___ ENTRIES SUPPLIED ___

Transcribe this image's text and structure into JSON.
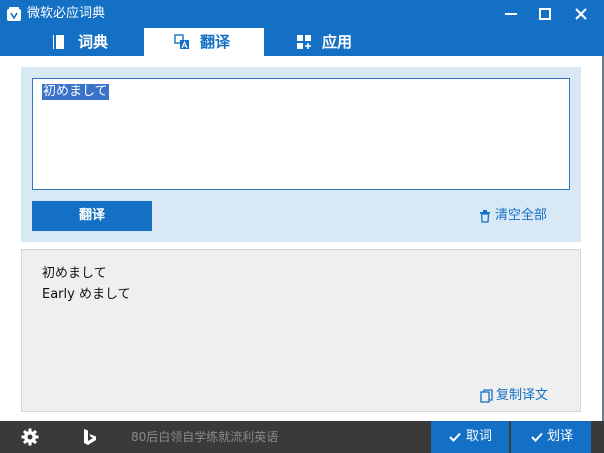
{
  "window": {
    "title": "微软必应词典",
    "accent_color": "#1470c4",
    "controls": [
      "minimize-icon",
      "maximize-icon",
      "close-icon"
    ]
  },
  "tabs": [
    {
      "label": "词典",
      "icon": "book-icon",
      "active": false
    },
    {
      "label": "翻译",
      "icon": "translate-icon",
      "active": true
    },
    {
      "label": "应用",
      "icon": "apps-icon",
      "active": false
    }
  ],
  "input": {
    "value": "初めまして",
    "selected": true
  },
  "actions": {
    "translate_label": "翻译",
    "clear_label": "清空全部",
    "clear_icon": "trash-icon"
  },
  "result": {
    "source_line": "初めまして",
    "translation_line": "Early めまして",
    "copy_label": "复制译文",
    "copy_icon": "copy-icon"
  },
  "statusbar": {
    "settings_icon": "gear-icon",
    "brand_icon": "bing-logo-icon",
    "slogan": "80后白领自学练就流利英语",
    "lookup_label": "取词",
    "select_translate_label": "划译"
  }
}
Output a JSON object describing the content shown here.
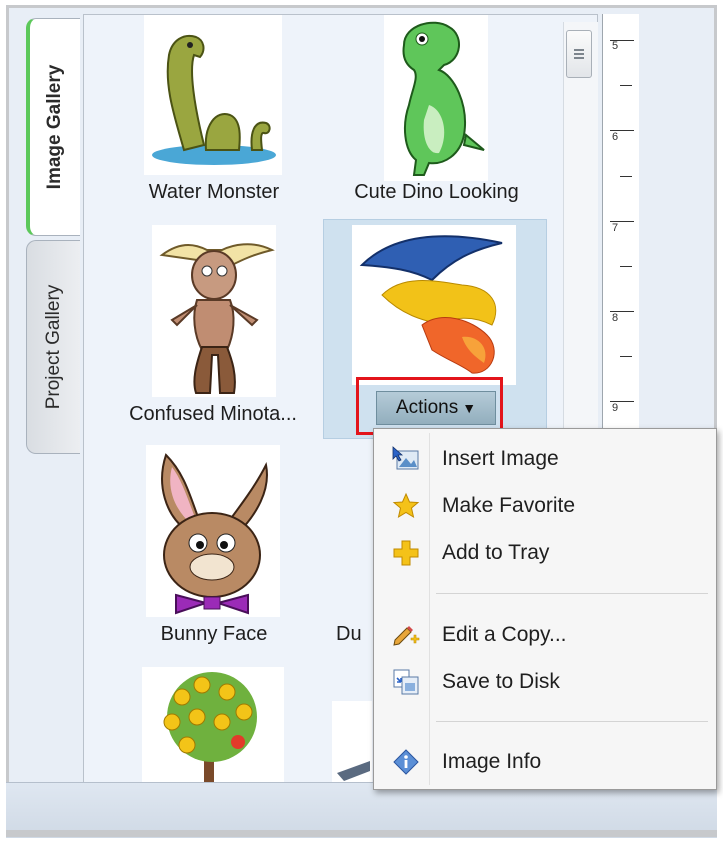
{
  "tabs": {
    "image_gallery": "Image Gallery",
    "project_gallery": "Project Gallery"
  },
  "gallery": {
    "items": [
      {
        "caption": "Water Monster",
        "art": "sea-monster"
      },
      {
        "caption": "Cute Dino Looking",
        "art": "green-dinosaur"
      },
      {
        "caption": "Confused Minota...",
        "art": "minotaur"
      },
      {
        "caption": "",
        "art": "dragon-fire"
      },
      {
        "caption": "Bunny Face",
        "art": "bunny"
      },
      {
        "caption": "Du",
        "art": "partial-hidden"
      },
      {
        "caption": "",
        "art": "flower-tree"
      },
      {
        "caption": "",
        "art": "partial-hidden-2"
      }
    ]
  },
  "actions": {
    "label": "Actions",
    "caret": "▼"
  },
  "menu": {
    "items": [
      {
        "label": "Insert Image",
        "icon": "insert-image-icon"
      },
      {
        "label": "Make Favorite",
        "icon": "star-icon"
      },
      {
        "label": "Add to Tray",
        "icon": "plus-icon"
      },
      {
        "label": "Edit a Copy...",
        "icon": "pencil-plus-icon"
      },
      {
        "label": "Save to Disk",
        "icon": "save-copy-icon"
      },
      {
        "label": "Image Info",
        "icon": "info-icon"
      }
    ]
  },
  "ruler": {
    "marks": [
      "5",
      "6",
      "7",
      "8",
      "9"
    ]
  },
  "colors": {
    "accent_tab": "#5cc85a",
    "highlight": "#e3141b",
    "selected": "#cfe1ef"
  }
}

___

- GOAL -
The records shown above are to be repeated exactly, with the pictures left out.

- SOLVED EXERCISE -
Transcribe this image's text and structure into JSON.
{
  "window": {
    "title": "微软必应词典",
    "accent_color": "#1470c4",
    "controls": [
      "minimize-icon",
      "maximize-icon",
      "close-icon"
    ]
  },
  "tabs": [
    {
      "label": "词典",
      "icon": "book-icon",
      "active": false
    },
    {
      "label": "翻译",
      "icon": "translate-icon",
      "active": true
    },
    {
      "label": "应用",
      "icon": "apps-icon",
      "active": false
    }
  ],
  "input": {
    "value": "初めまして",
    "selected": true
  },
  "actions": {
    "translate_label": "翻译",
    "clear_label": "清空全部",
    "clear_icon": "trash-icon"
  },
  "result": {
    "source_line": "初めまして",
    "translation_line": "Early めまして",
    "copy_label": "复制译文",
    "copy_icon": "copy-icon"
  },
  "statusbar": {
    "settings_icon": "gear-icon",
    "brand_icon": "bing-logo-icon",
    "slogan": "80后白领自学练就流利英语",
    "lookup_label": "取词",
    "select_translate_label": "划译"
  }
}
Output a JSON object describing the content shown here.
{
  "tabs": {
    "image_gallery": "Image Gallery",
    "project_gallery": "Project Gallery"
  },
  "gallery": {
    "items": [
      {
        "caption": "Water Monster",
        "art": "sea-monster"
      },
      {
        "caption": "Cute Dino Looking",
        "art": "green-dinosaur"
      },
      {
        "caption": "Confused Minota...",
        "art": "minotaur"
      },
      {
        "caption": "",
        "art": "dragon-fire"
      },
      {
        "caption": "Bunny Face",
        "art": "bunny"
      },
      {
        "caption": "Du",
        "art": "partial-hidden"
      },
      {
        "caption": "",
        "art": "flower-tree"
      },
      {
        "caption": "",
        "art": "partial-hidden-2"
      }
    ]
  },
  "actions": {
    "label": "Actions",
    "caret": "▼"
  },
  "menu": {
    "items": [
      {
        "label": "Insert Image",
        "icon": "insert-image-icon"
      },
      {
        "label": "Make Favorite",
        "icon": "star-icon"
      },
      {
        "label": "Add to Tray",
        "icon": "plus-icon"
      },
      {
        "label": "Edit a Copy...",
        "icon": "pencil-plus-icon"
      },
      {
        "label": "Save to Disk",
        "icon": "save-copy-icon"
      },
      {
        "label": "Image Info",
        "icon": "info-icon"
      }
    ]
  },
  "ruler": {
    "marks": [
      "5",
      "6",
      "7",
      "8",
      "9"
    ]
  },
  "colors": {
    "accent_tab": "#5cc85a",
    "highlight": "#e3141b",
    "selected": "#cfe1ef"
  }
}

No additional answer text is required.